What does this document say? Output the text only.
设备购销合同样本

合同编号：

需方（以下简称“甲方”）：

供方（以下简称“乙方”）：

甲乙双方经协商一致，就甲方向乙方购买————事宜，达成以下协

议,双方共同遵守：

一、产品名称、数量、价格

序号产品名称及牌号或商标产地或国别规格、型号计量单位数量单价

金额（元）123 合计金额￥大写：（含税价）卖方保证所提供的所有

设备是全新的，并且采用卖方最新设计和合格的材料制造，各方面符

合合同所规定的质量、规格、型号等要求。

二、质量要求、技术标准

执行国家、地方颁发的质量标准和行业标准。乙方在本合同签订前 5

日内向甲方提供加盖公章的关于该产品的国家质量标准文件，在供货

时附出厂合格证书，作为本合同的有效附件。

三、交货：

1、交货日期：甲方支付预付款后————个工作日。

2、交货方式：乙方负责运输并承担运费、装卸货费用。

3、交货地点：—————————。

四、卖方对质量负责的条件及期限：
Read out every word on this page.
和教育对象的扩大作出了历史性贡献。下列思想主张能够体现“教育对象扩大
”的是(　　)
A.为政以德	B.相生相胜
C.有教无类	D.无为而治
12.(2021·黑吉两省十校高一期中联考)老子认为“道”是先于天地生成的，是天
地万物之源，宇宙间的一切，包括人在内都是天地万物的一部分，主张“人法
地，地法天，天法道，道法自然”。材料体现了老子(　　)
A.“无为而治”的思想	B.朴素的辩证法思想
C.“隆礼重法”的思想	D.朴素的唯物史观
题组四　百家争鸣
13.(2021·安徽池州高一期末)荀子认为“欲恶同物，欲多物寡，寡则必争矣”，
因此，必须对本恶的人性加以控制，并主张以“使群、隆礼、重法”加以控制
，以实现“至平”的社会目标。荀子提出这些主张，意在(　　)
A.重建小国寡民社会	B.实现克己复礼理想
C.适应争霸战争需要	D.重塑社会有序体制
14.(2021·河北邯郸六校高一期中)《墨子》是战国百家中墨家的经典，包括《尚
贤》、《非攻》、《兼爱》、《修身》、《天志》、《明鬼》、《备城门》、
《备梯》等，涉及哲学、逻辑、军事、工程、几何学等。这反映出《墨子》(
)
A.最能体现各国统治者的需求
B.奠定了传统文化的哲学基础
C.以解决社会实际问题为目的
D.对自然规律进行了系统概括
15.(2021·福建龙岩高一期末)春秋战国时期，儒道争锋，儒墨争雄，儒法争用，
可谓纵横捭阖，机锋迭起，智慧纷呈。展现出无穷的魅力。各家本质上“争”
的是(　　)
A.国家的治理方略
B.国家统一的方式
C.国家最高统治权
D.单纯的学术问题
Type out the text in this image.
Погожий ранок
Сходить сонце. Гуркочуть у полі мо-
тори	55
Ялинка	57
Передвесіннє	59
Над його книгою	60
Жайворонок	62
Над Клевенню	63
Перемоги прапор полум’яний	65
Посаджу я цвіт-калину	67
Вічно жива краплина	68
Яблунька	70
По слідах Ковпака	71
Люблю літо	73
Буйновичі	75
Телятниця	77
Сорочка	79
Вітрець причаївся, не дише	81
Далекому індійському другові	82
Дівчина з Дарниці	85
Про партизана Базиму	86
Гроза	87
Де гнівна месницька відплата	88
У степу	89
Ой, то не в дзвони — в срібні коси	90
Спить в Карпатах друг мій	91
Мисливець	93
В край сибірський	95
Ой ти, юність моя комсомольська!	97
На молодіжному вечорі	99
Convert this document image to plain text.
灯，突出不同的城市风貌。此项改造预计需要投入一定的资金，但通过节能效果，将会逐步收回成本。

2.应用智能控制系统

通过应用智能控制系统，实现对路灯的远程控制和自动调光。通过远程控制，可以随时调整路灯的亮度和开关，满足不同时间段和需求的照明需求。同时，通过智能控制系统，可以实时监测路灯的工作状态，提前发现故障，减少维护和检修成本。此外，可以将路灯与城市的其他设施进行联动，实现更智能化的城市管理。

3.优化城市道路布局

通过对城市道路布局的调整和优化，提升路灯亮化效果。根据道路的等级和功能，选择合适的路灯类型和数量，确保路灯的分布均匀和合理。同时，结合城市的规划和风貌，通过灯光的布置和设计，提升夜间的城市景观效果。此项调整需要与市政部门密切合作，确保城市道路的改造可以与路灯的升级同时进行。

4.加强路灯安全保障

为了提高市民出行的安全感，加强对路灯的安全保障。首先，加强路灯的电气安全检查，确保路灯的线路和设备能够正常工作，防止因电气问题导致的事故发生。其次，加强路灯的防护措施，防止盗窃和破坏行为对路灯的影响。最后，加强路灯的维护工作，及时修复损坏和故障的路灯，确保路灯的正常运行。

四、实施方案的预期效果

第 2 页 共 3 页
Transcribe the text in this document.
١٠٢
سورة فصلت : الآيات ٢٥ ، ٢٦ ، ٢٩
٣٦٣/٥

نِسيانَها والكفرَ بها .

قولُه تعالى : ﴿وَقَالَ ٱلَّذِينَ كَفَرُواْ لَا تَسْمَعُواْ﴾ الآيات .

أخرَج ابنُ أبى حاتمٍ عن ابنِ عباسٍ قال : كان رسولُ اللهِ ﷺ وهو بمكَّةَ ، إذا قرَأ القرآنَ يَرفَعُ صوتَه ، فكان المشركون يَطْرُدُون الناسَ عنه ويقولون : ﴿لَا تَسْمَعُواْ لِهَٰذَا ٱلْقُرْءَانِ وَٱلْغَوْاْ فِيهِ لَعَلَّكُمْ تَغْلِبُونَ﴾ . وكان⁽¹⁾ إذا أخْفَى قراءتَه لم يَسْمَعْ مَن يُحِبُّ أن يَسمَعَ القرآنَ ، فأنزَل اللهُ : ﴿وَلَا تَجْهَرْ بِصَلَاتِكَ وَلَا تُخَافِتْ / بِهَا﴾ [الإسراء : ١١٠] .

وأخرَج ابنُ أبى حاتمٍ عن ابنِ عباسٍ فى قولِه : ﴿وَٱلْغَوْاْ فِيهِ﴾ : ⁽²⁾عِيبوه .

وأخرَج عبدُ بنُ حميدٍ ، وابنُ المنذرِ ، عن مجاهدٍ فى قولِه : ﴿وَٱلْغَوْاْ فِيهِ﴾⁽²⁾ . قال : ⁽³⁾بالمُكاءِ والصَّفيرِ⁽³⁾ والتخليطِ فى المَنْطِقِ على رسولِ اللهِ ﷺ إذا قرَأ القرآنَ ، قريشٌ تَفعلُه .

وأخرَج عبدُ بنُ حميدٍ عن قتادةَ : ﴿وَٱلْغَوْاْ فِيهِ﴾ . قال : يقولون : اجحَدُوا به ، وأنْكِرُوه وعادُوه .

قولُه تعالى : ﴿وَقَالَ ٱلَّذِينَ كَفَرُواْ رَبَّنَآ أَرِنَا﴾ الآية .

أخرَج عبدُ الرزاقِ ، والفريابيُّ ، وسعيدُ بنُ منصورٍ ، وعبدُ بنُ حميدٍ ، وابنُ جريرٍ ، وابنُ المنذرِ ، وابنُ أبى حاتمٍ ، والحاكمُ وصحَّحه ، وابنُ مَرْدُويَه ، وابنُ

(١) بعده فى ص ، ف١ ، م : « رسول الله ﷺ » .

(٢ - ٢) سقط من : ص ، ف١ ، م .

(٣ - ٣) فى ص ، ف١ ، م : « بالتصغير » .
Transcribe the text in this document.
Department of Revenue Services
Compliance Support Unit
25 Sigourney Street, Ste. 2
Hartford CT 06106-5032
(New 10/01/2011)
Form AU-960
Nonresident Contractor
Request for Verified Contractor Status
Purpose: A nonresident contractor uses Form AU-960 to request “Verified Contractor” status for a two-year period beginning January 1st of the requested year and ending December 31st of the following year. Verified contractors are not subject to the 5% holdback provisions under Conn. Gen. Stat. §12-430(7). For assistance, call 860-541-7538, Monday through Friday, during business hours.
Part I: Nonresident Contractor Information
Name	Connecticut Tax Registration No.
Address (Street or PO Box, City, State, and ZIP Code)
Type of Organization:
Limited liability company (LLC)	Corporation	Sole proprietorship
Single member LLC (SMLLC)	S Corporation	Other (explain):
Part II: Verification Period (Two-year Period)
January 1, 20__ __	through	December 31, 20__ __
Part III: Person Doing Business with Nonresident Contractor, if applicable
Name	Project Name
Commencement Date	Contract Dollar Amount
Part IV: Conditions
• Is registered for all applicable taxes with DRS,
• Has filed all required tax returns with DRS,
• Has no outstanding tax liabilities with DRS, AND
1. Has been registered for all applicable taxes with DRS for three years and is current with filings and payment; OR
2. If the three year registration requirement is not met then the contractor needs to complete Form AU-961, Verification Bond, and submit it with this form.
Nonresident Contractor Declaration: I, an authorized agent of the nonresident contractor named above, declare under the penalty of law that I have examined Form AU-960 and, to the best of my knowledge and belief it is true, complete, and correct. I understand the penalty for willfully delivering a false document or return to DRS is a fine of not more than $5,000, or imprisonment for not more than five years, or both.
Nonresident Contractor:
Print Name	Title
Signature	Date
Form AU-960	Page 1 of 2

● Task statement:
Using the listing above, gather each line that holds the string "Date" and copy it.

● Finished task:
Commencement Date	Contract Dollar Amount
Signature	Date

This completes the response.